Exercise: Select and copy out every line in the records containing "marker".

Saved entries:
----

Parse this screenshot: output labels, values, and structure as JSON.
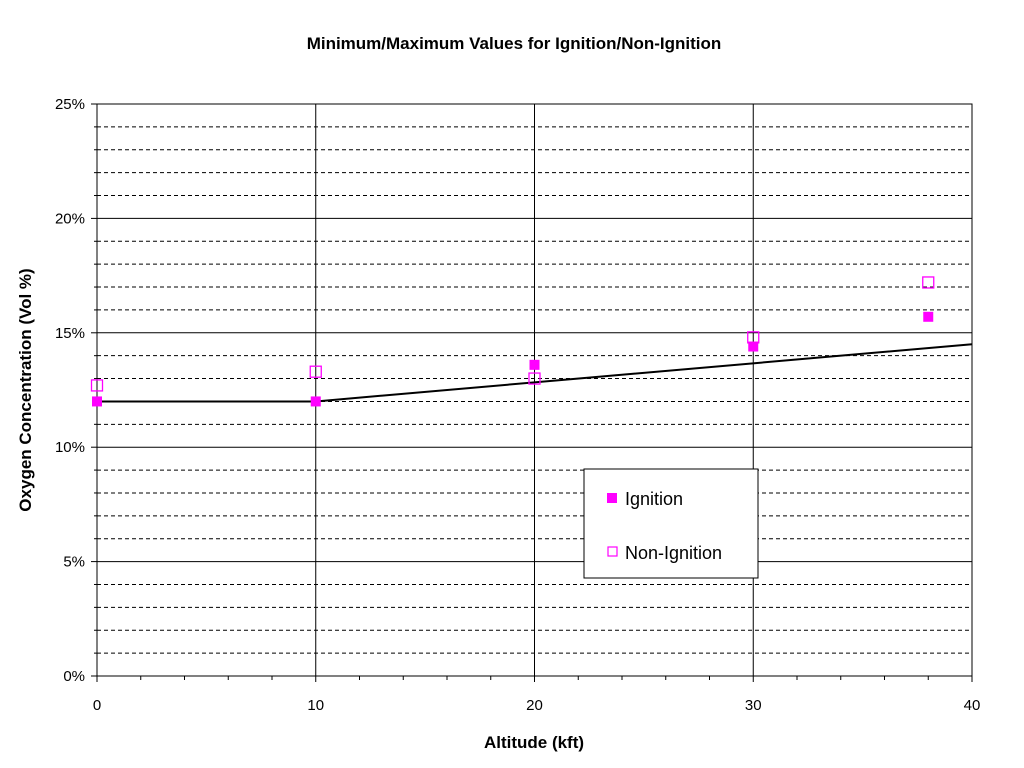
{
  "chart_data": {
    "type": "scatter",
    "title": "Minimum/Maximum Values for Ignition/Non-Ignition",
    "xlabel": "Altitude (kft)",
    "ylabel": "Oxygen Concentration (Vol %)",
    "xlim": [
      0,
      40
    ],
    "ylim": [
      0,
      25
    ],
    "x_ticks": [
      0,
      10,
      20,
      30,
      40
    ],
    "x_tick_labels": [
      "0",
      "10",
      "20",
      "30",
      "40"
    ],
    "y_ticks": [
      0,
      5,
      10,
      15,
      20,
      25
    ],
    "y_tick_labels": [
      "0%",
      "5%",
      "10%",
      "15%",
      "20%",
      "25%"
    ],
    "y_minor_step": 1,
    "x_minor_step": 2,
    "grid": true,
    "legend_position": "center-right",
    "series": [
      {
        "name": "Ignition",
        "marker": "filled-square",
        "color": "#FF00FF",
        "x": [
          0,
          10,
          20,
          30,
          38
        ],
        "y": [
          12.0,
          12.0,
          13.6,
          14.4,
          15.7
        ]
      },
      {
        "name": "Non-Ignition",
        "marker": "open-square",
        "color": "#FF00FF",
        "x": [
          0,
          10,
          20,
          30,
          38
        ],
        "y": [
          12.7,
          13.3,
          13.0,
          14.8,
          17.2
        ]
      }
    ],
    "reference_line": {
      "color": "#000000",
      "x": [
        0,
        10,
        40
      ],
      "y": [
        12.0,
        12.0,
        14.5
      ]
    }
  }
}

----

Right answer:
        "marker": "filled-square",
        "marker": "open-square",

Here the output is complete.